───── ENTRIES
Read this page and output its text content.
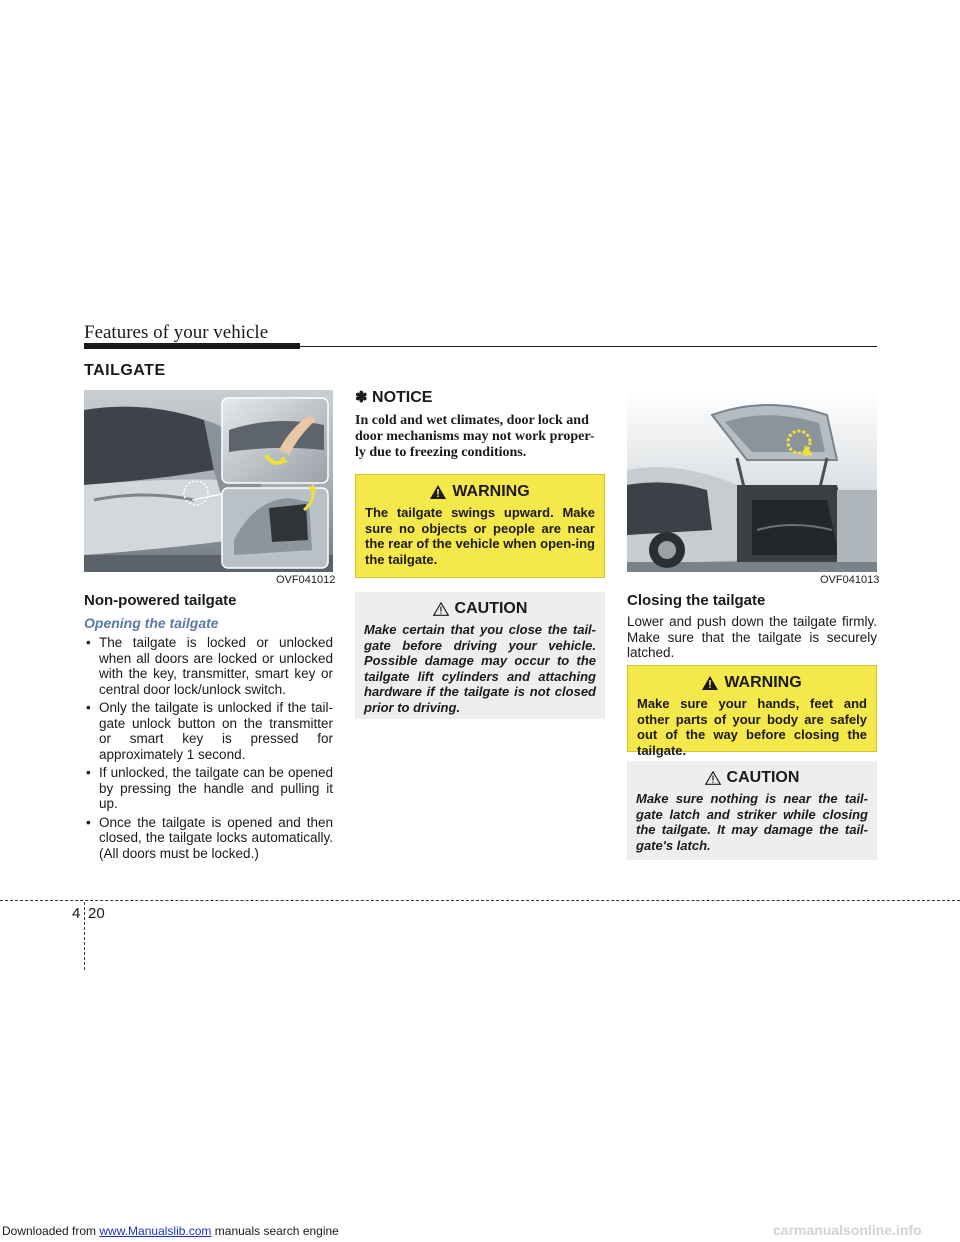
Features of your vehicle
TAILGATE
OVF041012
Non-powered tailgate
Opening the tailgate
• The tailgate is locked or unlocked when all doors are locked or unlocked with the key, transmitter, smart key or central door lock/unlock switch.
• Only the tailgate is unlocked if the tail-gate unlock button on the transmitter or smart key is pressed for approximately 1 second.
• If unlocked, the tailgate can be opened by pressing the handle and pulling it up.
• Once the tailgate is opened and then closed, the tailgate locks automatically. (All doors must be locked.)
✽ NOTICE
In cold and wet climates, door lock and door mechanisms may not work proper-ly due to freezing conditions.
WARNING
The tailgate swings upward. Make sure no objects or people are near the rear of the vehicle when open-ing the tailgate.
CAUTION
Make certain that you close the tail-gate before driving your vehicle. Possible damage may occur to the tailgate lift cylinders and attaching hardware if the tailgate is not closed prior to driving.
OVF041013
Closing the tailgate
Lower and push down the tailgate firmly. Make sure that the tailgate is securely latched.
WARNING
Make sure your hands, feet and other parts of your body are safely out of the way before closing the tailgate.
CAUTION
Make sure nothing is near the tail-gate latch and striker while closing the tailgate. It may damage the tail-gate's latch.
4 20
Downloaded from www.Manualslib.com manuals search engine	carmanualsonline.info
──────────
[EXERCISE] Quote the material exactly. Pictures stay out.

[WRITTEN RESPONSE]
Read this page and output its text content.
Features of your vehicle
TAILGATE
OVF041012
Non-powered tailgate
Opening the tailgate
• The tailgate is locked or unlocked when all doors are locked or unlocked with the key, transmitter, smart key or central door lock/unlock switch.
• Only the tailgate is unlocked if the tail-gate unlock button on the transmitter or smart key is pressed for approximately 1 second.
• If unlocked, the tailgate can be opened by pressing the handle and pulling it up.
• Once the tailgate is opened and then closed, the tailgate locks automatically. (All doors must be locked.)
✽ NOTICE
In cold and wet climates, door lock and door mechanisms may not work proper-ly due to freezing conditions.
WARNING
The tailgate swings upward. Make sure no objects or people are near the rear of the vehicle when open-ing the tailgate.
CAUTION
Make certain that you close the tail-gate before driving your vehicle. Possible damage may occur to the tailgate lift cylinders and attaching hardware if the tailgate is not closed prior to driving.
OVF041013
Closing the tailgate
Lower and push down the tailgate firmly. Make sure that the tailgate is securely latched.
WARNING
Make sure your hands, feet and other parts of your body are safely out of the way before closing the tailgate.
CAUTION
Make sure nothing is near the tail-gate latch and striker while closing the tailgate. It may damage the tail-gate's latch.
4 20
Downloaded from www.Manualslib.com manuals search engine	carmanualsonline.info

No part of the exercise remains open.